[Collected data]
_ _ _ _ _ _ _

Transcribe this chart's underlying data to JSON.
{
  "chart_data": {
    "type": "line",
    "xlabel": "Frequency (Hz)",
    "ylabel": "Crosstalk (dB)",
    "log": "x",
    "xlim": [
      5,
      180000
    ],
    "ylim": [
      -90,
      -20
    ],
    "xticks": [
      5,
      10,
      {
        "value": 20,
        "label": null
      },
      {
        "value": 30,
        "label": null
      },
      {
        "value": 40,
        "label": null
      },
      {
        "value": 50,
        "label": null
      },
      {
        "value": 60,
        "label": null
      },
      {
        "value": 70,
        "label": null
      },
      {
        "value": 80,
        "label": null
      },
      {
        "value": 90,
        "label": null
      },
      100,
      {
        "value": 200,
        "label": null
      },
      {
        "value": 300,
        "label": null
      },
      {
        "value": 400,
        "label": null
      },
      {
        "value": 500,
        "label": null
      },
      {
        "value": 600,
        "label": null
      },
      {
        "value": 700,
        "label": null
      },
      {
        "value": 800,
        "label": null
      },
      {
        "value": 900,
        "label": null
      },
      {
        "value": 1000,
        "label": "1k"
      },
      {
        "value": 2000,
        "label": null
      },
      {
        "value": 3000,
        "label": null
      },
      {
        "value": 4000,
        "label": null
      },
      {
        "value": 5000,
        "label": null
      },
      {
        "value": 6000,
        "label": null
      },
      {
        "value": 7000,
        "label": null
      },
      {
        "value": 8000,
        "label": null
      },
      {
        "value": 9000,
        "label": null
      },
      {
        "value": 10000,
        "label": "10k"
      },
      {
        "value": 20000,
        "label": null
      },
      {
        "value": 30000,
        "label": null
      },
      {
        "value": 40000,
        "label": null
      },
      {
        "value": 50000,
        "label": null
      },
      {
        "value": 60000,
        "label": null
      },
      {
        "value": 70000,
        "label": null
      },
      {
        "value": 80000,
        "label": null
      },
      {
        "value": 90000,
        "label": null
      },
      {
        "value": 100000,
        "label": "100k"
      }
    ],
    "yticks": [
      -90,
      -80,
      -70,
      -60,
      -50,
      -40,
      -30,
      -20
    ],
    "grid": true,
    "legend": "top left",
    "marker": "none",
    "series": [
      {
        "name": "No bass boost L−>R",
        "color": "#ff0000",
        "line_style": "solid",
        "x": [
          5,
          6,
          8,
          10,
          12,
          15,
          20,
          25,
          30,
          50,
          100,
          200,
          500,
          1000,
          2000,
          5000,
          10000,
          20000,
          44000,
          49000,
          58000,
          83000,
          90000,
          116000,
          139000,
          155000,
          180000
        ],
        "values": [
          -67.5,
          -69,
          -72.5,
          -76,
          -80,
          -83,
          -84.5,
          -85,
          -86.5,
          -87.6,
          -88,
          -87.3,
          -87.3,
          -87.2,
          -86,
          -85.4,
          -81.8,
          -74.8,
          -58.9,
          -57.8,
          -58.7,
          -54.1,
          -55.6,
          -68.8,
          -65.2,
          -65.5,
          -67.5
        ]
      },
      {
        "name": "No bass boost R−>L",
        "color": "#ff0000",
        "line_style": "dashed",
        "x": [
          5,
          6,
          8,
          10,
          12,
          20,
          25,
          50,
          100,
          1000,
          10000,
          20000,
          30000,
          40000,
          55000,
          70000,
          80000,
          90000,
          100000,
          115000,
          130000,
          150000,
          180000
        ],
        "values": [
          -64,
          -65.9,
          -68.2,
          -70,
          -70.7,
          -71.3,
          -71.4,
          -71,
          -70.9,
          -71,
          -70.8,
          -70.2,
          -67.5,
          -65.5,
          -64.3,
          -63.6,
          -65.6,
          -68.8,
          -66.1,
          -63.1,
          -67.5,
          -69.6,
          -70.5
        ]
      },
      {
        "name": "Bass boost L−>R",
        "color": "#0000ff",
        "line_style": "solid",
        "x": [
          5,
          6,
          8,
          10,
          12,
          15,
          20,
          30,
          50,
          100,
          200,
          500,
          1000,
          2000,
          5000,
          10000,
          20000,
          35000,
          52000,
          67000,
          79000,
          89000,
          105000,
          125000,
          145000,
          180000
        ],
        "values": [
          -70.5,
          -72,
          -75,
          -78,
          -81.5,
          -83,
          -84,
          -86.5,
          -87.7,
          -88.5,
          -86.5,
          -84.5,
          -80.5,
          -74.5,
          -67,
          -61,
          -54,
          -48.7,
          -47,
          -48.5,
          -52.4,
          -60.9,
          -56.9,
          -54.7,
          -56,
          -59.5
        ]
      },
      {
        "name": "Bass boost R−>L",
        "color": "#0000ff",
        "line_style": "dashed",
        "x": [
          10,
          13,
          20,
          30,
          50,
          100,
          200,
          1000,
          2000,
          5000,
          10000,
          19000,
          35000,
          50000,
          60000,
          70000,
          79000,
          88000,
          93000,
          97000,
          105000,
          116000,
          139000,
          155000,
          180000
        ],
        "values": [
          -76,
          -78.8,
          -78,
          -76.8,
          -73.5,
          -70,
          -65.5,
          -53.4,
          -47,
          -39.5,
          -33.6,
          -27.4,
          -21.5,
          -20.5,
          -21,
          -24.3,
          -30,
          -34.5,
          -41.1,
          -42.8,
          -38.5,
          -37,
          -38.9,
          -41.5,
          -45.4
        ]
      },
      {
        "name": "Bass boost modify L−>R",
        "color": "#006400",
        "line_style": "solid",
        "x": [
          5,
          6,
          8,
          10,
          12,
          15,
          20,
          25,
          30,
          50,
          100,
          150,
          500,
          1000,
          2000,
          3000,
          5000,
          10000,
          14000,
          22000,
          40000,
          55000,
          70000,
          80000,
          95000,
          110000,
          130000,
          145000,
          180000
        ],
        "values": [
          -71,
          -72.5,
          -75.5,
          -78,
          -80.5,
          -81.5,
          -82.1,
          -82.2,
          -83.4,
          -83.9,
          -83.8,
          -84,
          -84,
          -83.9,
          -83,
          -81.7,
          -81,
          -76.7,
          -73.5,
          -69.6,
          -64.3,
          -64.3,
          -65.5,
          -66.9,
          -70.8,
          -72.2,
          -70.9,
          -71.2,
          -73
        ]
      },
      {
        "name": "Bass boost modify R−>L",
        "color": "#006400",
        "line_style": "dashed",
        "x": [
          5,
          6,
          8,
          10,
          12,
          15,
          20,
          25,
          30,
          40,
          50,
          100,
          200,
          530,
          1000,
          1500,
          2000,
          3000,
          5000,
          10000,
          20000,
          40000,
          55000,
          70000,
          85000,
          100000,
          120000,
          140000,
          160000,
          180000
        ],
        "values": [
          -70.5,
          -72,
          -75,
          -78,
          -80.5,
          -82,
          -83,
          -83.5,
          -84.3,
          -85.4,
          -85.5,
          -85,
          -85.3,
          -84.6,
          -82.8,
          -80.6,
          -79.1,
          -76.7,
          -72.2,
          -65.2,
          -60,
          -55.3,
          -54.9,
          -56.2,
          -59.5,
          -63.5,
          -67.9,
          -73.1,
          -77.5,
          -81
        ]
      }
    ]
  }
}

_ _ _ _ _ _ _

• Exercise description: Identify and extract each line of the listing that contains "name".

• Response for this exercise:
        "name": "No bass boost L−>R",
        "name": "No bass boost R−>L",
        "name": "Bass boost L−>R",
        "name": "Bass boost R−>L",
        "name": "Bass boost modify L−>R",
        "name": "Bass boost modify R−>L",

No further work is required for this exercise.